- **Brief**
Extract the lines that hold the string "icon".

- **Dataset records on visual material**
★ ★ ★ ★

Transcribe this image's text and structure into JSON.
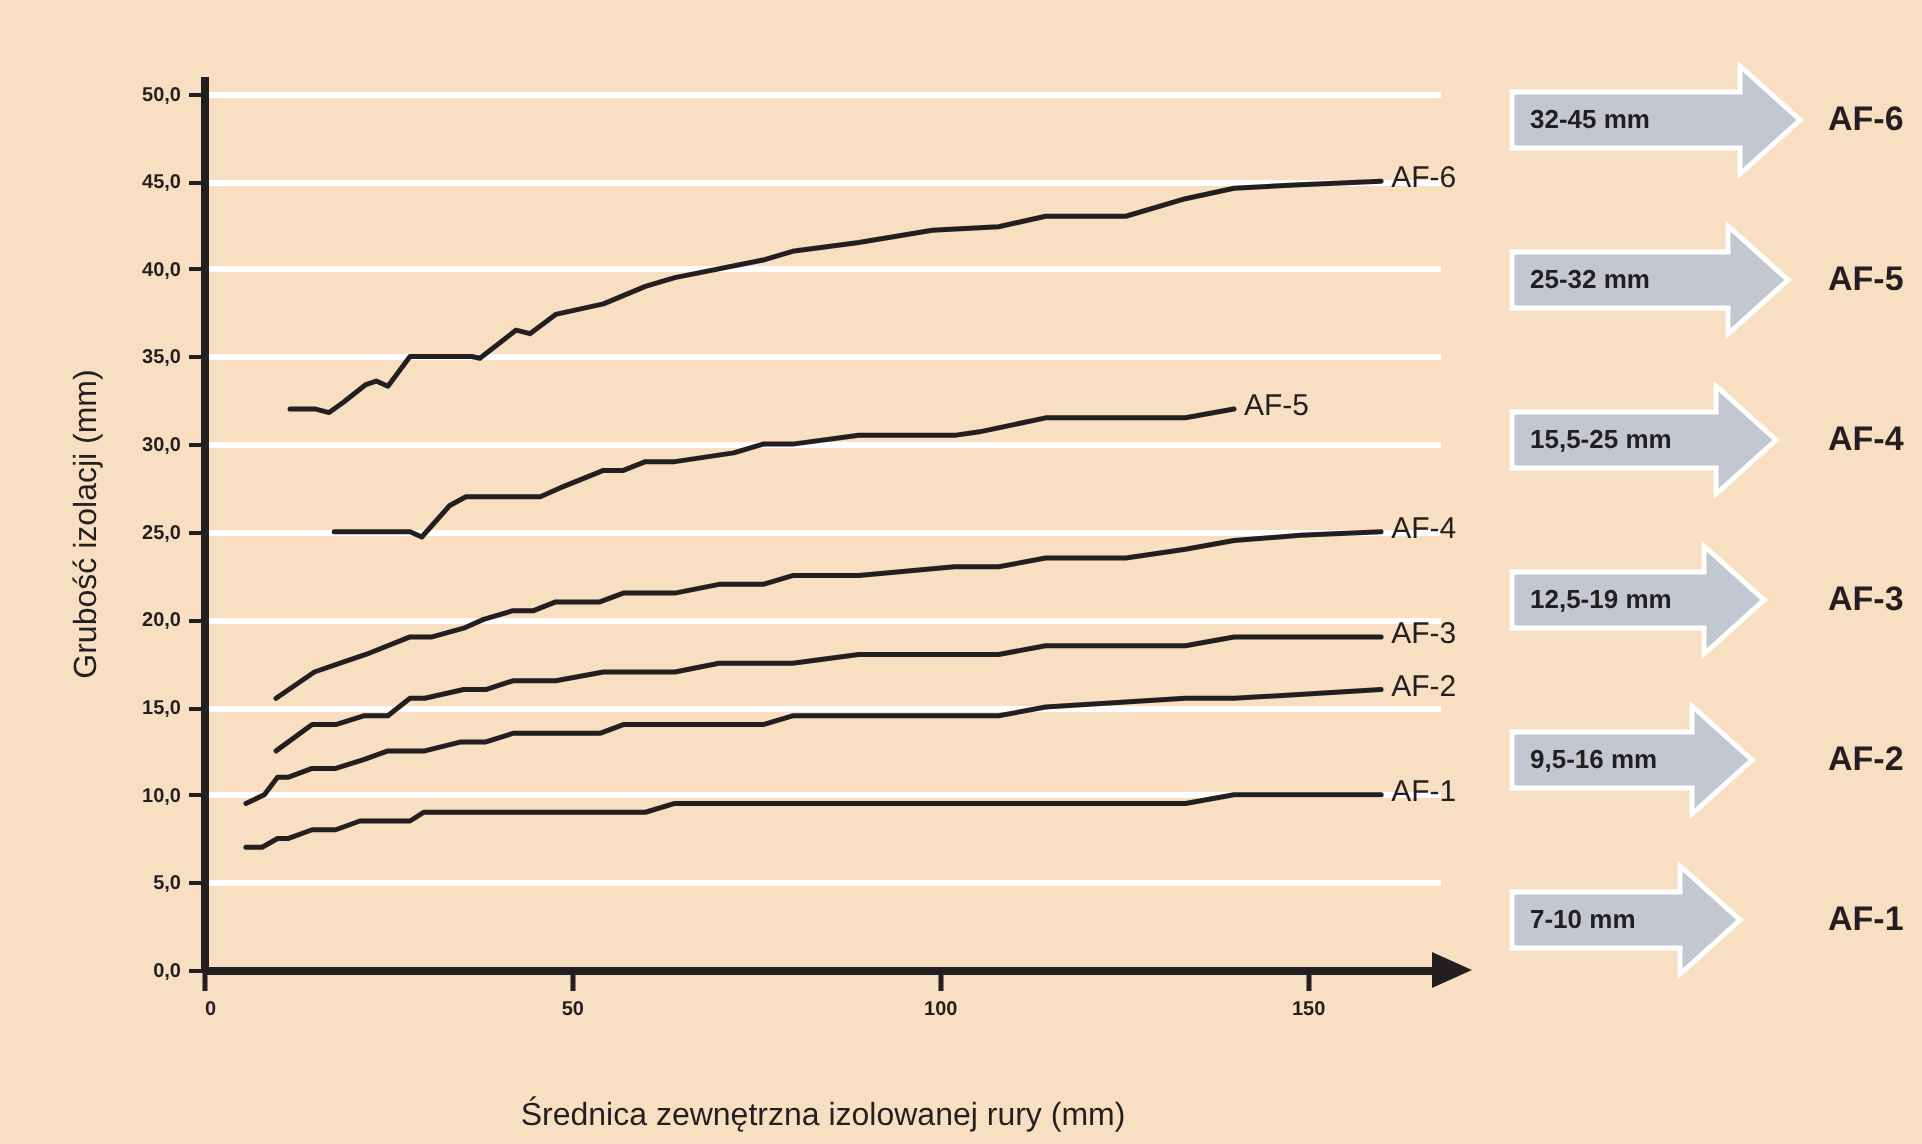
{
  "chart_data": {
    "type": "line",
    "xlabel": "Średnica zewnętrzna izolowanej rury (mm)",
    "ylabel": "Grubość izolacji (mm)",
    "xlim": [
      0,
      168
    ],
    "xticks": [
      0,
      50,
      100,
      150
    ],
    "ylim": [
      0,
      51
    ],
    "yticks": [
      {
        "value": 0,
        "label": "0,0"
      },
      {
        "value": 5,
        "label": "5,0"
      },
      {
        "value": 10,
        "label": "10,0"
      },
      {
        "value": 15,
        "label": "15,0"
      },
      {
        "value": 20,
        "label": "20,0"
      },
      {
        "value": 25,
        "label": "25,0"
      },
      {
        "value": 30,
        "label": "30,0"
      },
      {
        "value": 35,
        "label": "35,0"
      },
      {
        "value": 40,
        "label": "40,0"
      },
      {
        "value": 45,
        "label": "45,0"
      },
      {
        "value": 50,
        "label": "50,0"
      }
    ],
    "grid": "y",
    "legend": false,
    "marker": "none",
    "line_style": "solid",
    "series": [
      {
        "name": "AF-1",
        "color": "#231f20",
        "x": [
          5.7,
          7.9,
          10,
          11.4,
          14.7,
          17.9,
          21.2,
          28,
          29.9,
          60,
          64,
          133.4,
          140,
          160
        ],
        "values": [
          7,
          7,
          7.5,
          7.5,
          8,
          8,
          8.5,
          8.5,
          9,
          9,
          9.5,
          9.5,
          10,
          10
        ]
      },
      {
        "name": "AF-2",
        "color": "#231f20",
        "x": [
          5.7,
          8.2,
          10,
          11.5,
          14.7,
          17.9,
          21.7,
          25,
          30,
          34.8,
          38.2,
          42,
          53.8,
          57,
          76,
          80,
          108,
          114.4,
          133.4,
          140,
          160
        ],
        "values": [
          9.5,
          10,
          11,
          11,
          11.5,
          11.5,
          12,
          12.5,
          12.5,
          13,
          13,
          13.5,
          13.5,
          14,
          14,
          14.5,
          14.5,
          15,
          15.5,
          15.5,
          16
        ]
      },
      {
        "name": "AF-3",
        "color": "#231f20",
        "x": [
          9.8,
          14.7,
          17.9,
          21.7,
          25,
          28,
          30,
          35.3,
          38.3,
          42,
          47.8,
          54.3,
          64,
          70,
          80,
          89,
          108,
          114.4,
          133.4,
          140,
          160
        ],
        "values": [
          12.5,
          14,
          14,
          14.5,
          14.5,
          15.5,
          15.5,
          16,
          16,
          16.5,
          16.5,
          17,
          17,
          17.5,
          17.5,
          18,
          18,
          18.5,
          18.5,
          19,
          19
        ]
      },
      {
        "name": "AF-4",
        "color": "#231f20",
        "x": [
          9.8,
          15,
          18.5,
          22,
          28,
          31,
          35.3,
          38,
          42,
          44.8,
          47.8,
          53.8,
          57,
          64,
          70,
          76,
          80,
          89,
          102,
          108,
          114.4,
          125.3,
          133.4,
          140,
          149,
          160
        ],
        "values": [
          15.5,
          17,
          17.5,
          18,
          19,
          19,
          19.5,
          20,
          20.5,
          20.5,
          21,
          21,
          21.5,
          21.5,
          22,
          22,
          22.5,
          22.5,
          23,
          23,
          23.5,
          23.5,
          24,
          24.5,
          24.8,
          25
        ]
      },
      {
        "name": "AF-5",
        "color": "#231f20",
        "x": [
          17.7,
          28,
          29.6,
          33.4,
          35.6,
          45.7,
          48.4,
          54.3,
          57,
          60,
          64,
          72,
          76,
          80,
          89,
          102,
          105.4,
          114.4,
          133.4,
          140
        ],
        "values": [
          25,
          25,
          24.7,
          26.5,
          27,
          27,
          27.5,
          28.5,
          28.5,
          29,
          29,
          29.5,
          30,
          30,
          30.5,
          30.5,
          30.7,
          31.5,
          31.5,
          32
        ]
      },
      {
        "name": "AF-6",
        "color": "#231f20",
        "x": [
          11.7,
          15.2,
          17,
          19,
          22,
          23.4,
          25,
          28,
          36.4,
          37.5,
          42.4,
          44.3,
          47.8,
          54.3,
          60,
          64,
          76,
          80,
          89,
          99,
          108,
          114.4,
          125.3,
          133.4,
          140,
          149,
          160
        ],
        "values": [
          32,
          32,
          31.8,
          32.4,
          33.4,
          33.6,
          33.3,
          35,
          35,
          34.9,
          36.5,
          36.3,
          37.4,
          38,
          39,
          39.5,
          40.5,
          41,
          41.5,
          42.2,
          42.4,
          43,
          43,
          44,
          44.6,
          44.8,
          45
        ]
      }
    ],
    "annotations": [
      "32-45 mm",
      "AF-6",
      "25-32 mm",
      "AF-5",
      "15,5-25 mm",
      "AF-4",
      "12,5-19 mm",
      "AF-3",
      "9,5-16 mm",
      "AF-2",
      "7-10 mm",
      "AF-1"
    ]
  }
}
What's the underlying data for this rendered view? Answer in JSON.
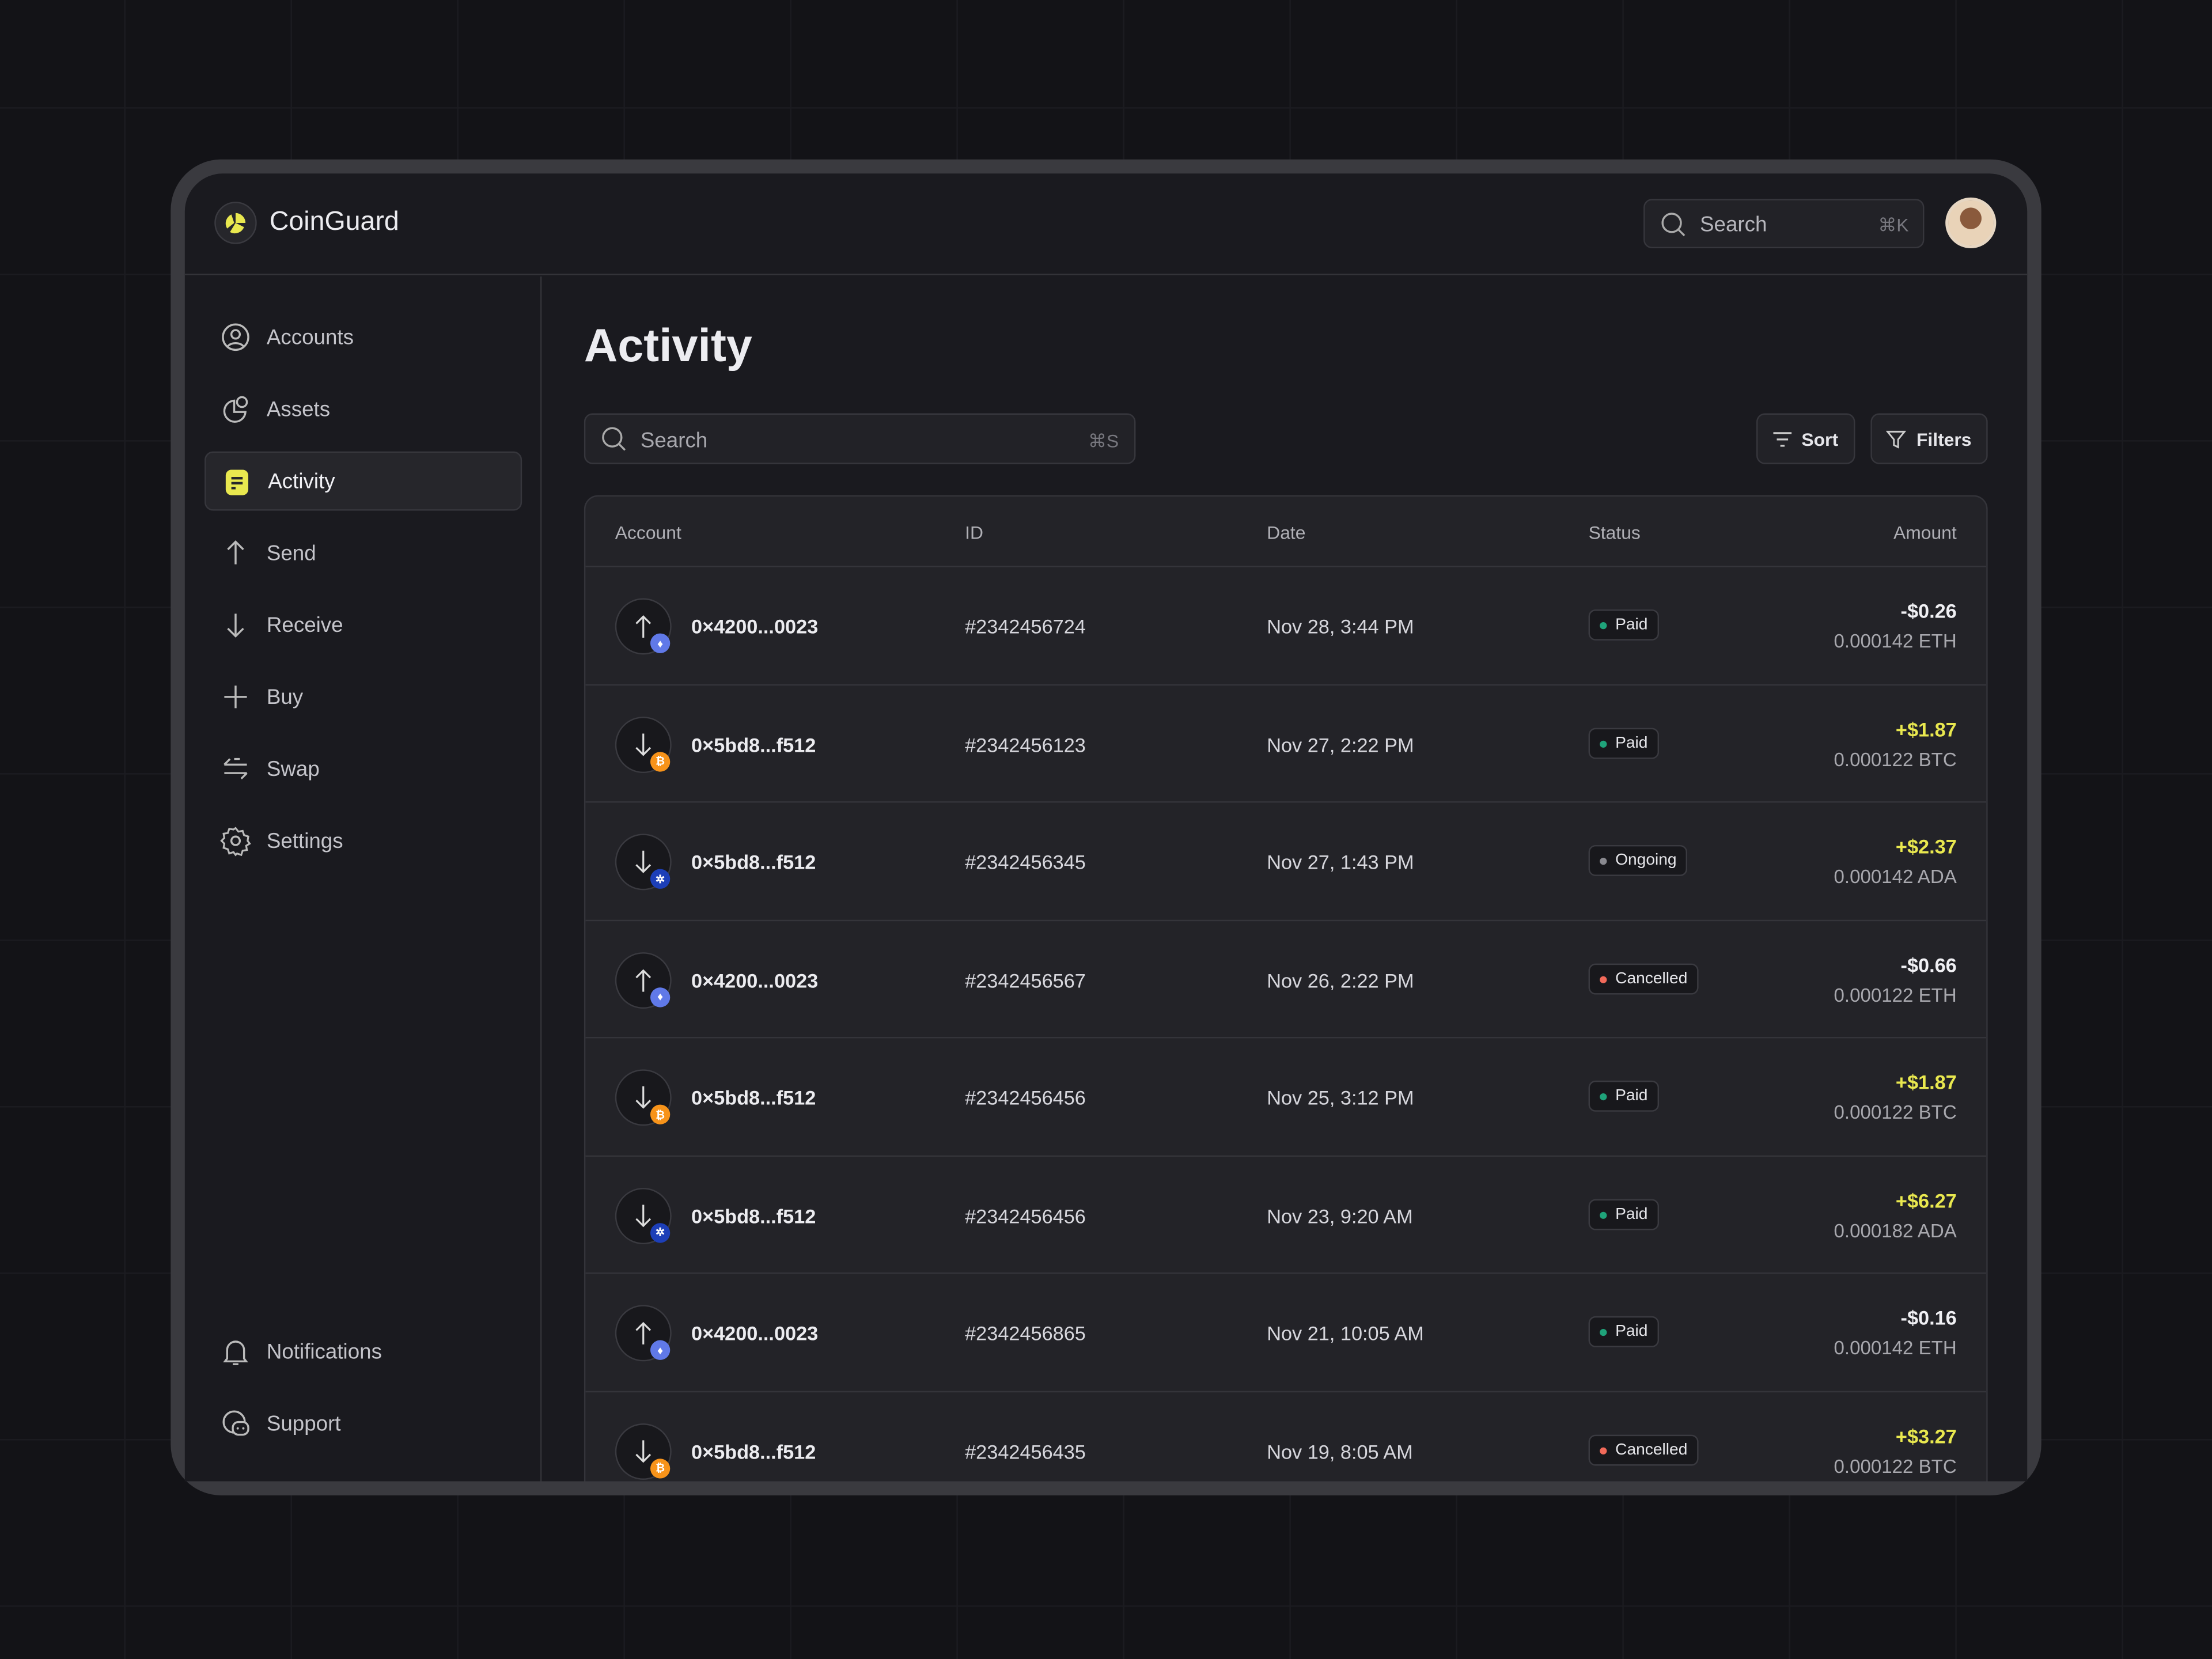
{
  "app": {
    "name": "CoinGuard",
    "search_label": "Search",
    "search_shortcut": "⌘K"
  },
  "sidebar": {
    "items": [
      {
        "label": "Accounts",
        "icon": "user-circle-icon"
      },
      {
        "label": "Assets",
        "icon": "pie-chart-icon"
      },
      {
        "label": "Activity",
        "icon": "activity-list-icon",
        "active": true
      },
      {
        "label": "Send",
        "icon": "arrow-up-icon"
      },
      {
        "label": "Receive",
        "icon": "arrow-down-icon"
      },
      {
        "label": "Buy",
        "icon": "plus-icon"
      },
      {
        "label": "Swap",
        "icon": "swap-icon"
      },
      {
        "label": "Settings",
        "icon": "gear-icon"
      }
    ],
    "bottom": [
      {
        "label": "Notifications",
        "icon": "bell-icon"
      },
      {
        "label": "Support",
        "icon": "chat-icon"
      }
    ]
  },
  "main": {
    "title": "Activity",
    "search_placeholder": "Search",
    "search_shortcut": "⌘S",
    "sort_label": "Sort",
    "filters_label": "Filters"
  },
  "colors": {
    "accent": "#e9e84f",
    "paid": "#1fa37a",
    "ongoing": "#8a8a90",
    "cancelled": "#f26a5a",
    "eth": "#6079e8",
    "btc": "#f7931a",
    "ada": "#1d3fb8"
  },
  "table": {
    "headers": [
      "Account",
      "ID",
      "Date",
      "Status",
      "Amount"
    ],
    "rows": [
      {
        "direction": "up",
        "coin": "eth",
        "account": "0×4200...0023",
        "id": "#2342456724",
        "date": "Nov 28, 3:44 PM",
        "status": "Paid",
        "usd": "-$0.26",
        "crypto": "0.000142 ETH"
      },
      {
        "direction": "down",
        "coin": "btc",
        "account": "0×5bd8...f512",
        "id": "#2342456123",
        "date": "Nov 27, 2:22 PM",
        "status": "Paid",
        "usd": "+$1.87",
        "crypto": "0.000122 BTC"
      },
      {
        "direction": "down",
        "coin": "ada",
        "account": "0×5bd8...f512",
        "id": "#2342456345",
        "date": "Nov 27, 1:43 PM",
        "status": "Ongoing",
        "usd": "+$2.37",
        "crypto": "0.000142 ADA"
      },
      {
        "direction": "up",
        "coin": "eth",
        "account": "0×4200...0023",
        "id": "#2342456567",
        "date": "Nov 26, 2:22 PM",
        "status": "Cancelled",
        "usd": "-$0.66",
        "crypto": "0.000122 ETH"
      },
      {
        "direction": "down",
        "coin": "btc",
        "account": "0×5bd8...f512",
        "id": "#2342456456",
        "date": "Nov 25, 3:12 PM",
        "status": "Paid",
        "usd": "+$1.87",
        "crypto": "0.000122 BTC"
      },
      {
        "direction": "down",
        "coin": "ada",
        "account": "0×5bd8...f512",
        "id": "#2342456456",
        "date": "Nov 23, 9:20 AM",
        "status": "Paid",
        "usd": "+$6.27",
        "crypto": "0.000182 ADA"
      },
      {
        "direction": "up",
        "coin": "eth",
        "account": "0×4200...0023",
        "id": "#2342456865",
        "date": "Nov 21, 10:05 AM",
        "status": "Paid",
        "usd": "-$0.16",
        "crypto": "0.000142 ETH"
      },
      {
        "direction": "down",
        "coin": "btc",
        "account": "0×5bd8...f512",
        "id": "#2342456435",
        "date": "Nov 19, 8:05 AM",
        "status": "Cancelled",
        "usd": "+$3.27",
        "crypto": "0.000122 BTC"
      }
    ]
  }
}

★ ★ ★ ★

- **Finished answer**
        "icon": "user-circle-icon"
        "icon": "pie-chart-icon"
        "icon": "activity-list-icon",
        "icon": "arrow-up-icon"
        "icon": "arrow-down-icon"
        "icon": "plus-icon"
        "icon": "swap-icon"
        "icon": "gear-icon"
        "icon": "bell-icon"
        "icon": "chat-icon"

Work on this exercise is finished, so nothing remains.